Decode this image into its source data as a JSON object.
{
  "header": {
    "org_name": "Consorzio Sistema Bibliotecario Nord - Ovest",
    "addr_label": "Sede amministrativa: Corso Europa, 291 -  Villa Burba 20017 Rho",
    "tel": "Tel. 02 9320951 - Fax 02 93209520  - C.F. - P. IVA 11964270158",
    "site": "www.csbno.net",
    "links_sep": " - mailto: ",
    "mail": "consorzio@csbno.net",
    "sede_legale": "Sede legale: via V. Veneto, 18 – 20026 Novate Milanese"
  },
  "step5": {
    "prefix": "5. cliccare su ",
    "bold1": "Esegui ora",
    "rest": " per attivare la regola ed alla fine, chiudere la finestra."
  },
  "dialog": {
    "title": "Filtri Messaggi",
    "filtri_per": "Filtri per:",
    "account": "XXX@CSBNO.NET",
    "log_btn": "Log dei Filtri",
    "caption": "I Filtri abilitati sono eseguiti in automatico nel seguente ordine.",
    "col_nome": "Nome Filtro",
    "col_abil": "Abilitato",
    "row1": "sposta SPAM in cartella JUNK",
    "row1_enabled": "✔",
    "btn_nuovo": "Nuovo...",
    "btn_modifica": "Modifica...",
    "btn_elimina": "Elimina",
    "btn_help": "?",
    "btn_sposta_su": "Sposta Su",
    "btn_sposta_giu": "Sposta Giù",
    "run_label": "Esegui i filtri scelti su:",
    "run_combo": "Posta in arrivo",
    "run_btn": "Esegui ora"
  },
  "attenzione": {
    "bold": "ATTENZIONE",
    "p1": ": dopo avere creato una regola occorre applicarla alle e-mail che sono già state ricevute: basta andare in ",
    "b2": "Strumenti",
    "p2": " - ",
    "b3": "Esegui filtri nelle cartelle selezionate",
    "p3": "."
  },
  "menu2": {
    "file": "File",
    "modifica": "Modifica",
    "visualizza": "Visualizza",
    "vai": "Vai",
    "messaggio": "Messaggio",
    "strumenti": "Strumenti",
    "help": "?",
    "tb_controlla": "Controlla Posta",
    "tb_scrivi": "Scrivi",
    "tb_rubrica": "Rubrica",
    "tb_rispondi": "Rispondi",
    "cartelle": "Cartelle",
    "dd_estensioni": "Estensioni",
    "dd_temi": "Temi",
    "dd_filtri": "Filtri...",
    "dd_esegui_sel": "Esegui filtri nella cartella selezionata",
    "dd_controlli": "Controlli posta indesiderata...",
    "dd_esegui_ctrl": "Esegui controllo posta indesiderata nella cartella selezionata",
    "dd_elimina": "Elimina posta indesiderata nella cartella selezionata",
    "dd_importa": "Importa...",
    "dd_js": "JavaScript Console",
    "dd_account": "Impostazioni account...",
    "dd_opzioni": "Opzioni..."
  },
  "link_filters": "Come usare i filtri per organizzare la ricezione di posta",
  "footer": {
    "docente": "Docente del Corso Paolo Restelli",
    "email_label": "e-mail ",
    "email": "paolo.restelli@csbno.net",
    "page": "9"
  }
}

__________

REQUEST
Copy all lines from the data that hold the word "regola".

ANSWER BELOW
    "rest": " per attivare la regola ed alla fine, chiudere la finestra."
    "p1": ": dopo avere creato una regola occorre applicarla alle e-mail che sono già state ricevute: basta andare in ",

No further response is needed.